--- WHAT NEEDS TO BE DONE ---
Copy out every line of the material below, keeping each one character for character the same as it appears.

--- EXTRACTED ENTRIES ---
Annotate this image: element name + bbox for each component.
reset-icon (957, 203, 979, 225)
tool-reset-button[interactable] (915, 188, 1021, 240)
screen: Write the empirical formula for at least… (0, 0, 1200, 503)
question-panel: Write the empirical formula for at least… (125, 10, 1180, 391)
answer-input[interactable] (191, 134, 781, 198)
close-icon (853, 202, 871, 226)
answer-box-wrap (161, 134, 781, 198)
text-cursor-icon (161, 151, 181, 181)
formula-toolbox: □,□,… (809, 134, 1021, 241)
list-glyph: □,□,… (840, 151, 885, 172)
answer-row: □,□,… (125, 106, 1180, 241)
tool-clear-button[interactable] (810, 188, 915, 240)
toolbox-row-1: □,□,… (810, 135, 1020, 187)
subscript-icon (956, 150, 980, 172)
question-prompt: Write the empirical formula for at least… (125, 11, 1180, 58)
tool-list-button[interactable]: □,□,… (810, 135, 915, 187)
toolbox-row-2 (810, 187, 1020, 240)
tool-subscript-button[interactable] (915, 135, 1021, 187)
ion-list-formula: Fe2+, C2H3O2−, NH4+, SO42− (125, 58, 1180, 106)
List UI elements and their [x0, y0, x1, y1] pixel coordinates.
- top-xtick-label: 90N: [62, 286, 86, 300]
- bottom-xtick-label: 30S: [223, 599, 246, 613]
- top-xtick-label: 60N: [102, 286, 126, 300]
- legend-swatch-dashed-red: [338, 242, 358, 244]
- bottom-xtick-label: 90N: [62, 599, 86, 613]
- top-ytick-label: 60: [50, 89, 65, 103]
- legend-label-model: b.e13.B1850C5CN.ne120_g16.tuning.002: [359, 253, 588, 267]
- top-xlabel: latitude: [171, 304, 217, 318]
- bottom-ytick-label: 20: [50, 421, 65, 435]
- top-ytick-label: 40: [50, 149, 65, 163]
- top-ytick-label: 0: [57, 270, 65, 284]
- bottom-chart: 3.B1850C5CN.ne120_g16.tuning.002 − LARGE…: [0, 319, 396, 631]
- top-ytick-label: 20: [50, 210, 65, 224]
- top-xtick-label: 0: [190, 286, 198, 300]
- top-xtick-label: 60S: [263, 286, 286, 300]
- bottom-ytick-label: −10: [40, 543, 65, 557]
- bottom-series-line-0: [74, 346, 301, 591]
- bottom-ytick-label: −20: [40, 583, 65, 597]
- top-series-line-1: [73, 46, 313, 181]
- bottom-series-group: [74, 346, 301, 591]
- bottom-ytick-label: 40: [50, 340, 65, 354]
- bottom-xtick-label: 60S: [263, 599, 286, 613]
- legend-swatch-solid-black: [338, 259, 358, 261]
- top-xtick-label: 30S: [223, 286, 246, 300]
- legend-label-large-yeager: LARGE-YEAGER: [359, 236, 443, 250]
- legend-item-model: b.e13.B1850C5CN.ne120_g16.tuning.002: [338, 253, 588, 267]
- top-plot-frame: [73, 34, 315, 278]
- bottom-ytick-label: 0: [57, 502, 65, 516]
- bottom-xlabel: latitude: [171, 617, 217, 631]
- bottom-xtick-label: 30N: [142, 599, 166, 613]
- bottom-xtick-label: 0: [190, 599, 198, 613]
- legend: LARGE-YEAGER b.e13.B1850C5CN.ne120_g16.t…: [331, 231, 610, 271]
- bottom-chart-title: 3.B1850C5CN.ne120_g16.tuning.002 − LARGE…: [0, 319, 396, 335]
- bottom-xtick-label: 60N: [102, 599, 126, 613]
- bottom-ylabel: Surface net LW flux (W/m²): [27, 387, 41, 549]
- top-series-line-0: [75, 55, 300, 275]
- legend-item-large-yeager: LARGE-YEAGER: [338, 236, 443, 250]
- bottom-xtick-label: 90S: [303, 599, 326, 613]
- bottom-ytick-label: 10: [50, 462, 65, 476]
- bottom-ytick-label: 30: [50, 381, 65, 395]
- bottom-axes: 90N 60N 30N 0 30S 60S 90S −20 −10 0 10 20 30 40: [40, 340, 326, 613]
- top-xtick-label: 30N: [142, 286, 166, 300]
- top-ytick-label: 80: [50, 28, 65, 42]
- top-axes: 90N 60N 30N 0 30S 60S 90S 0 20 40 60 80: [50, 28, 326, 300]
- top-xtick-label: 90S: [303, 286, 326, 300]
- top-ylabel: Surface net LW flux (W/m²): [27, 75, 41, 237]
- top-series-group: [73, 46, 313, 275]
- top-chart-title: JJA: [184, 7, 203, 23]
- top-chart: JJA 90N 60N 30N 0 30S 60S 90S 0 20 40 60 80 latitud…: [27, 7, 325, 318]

--- RESPONSE TO THE EXERCISE ---
Annotate this image: element name + bbox for each component.
reset-icon (957, 203, 979, 225)
tool-reset-button[interactable] (915, 188, 1021, 240)
screen: Write the empirical formula for at least… (0, 0, 1200, 503)
question-panel: Write the empirical formula for at least… (125, 10, 1180, 391)
answer-input[interactable] (191, 134, 781, 198)
close-icon (853, 202, 871, 226)
answer-box-wrap (161, 134, 781, 198)
text-cursor-icon (161, 151, 181, 181)
formula-toolbox: □,□,… (809, 134, 1021, 241)
list-glyph: □,□,… (840, 151, 885, 172)
answer-row: □,□,… (125, 106, 1180, 241)
tool-clear-button[interactable] (810, 188, 915, 240)
toolbox-row-1: □,□,… (810, 135, 1020, 187)
subscript-icon (956, 150, 980, 172)
question-prompt: Write the empirical formula for at least… (125, 11, 1180, 58)
tool-list-button[interactable]: □,□,… (810, 135, 915, 187)
toolbox-row-2 (810, 187, 1020, 240)
tool-subscript-button[interactable] (915, 135, 1021, 187)
ion-list-formula: Fe2+, C2H3O2−, NH4+, SO42− (125, 58, 1180, 106)
List UI elements and their [x0, y0, x1, y1] pixel coordinates.
- top-xtick-label: 90N: [62, 286, 86, 300]
- bottom-xtick-label: 30S: [223, 599, 246, 613]
- top-xtick-label: 60N: [102, 286, 126, 300]
- legend-swatch-dashed-red: [338, 242, 358, 244]
- bottom-xtick-label: 90N: [62, 599, 86, 613]
- top-ytick-label: 60: [50, 89, 65, 103]
- legend-label-model: b.e13.B1850C5CN.ne120_g16.tuning.002: [359, 253, 588, 267]
- top-xlabel: latitude: [171, 304, 217, 318]
- bottom-ytick-label: 20: [50, 421, 65, 435]
- top-ytick-label: 40: [50, 149, 65, 163]
- top-ytick-label: 0: [57, 270, 65, 284]
- bottom-chart: 3.B1850C5CN.ne120_g16.tuning.002 − LARGE…: [0, 319, 396, 631]
- top-ytick-label: 20: [50, 210, 65, 224]
- top-xtick-label: 0: [190, 286, 198, 300]
- top-xtick-label: 60S: [263, 286, 286, 300]
- bottom-ytick-label: −10: [40, 543, 65, 557]
- bottom-series-line-0: [74, 346, 301, 591]
- bottom-ytick-label: −20: [40, 583, 65, 597]
- top-series-line-1: [73, 46, 313, 181]
- bottom-series-group: [74, 346, 301, 591]
- bottom-ytick-label: 40: [50, 340, 65, 354]
- bottom-xtick-label: 60S: [263, 599, 286, 613]
- legend-swatch-solid-black: [338, 259, 358, 261]
- top-xtick-label: 30S: [223, 286, 246, 300]
- legend-label-large-yeager: LARGE-YEAGER: [359, 236, 443, 250]
- legend-item-model: b.e13.B1850C5CN.ne120_g16.tuning.002: [338, 253, 588, 267]
- top-plot-frame: [73, 34, 315, 278]
- bottom-ytick-label: 0: [57, 502, 65, 516]
- bottom-xlabel: latitude: [171, 617, 217, 631]
- bottom-xtick-label: 30N: [142, 599, 166, 613]
- bottom-xtick-label: 0: [190, 599, 198, 613]
- legend: LARGE-YEAGER b.e13.B1850C5CN.ne120_g16.t…: [331, 231, 610, 271]
- bottom-chart-title: 3.B1850C5CN.ne120_g16.tuning.002 − LARGE…: [0, 319, 396, 335]
- bottom-xtick-label: 60N: [102, 599, 126, 613]
- bottom-ylabel: Surface net LW flux (W/m²): [27, 387, 41, 549]
- top-series-line-0: [75, 55, 300, 275]
- legend-item-large-yeager: LARGE-YEAGER: [338, 236, 443, 250]
- bottom-xtick-label: 90S: [303, 599, 326, 613]
- bottom-ytick-label: 10: [50, 462, 65, 476]
- bottom-ytick-label: 30: [50, 381, 65, 395]
- bottom-axes: 90N 60N 30N 0 30S 60S 90S −20 −10 0 10 20 30 40: [40, 340, 326, 613]
- top-xtick-label: 30N: [142, 286, 166, 300]
- top-ytick-label: 80: [50, 28, 65, 42]
- top-axes: 90N 60N 30N 0 30S 60S 90S 0 20 40 60 80: [50, 28, 326, 300]
- top-xtick-label: 90S: [303, 286, 326, 300]
- top-ylabel: Surface net LW flux (W/m²): [27, 75, 41, 237]
- top-series-group: [73, 46, 313, 275]
- top-chart-title: JJA: [184, 7, 203, 23]
- top-chart: JJA 90N 60N 30N 0 30S 60S 90S 0 20 40 60 80 latitud…: [27, 7, 325, 318]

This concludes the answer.